### Stated task
Pick out the lines below that contain the string "bridge" and copy them all.

### Records for this task
____

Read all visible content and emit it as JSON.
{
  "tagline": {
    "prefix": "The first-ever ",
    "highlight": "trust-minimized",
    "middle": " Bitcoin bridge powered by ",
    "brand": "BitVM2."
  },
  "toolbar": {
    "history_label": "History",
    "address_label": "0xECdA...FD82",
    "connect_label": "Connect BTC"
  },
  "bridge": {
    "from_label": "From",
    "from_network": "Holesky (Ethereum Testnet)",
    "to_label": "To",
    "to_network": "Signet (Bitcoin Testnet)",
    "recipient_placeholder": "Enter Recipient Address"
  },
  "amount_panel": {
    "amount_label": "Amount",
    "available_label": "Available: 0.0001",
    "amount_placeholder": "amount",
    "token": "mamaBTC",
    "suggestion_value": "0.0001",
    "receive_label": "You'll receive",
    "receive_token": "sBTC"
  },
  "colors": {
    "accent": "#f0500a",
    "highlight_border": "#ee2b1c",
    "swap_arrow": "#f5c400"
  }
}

____

### Task result
    "middle": " Bitcoin bridge powered by ",
  "bridge": {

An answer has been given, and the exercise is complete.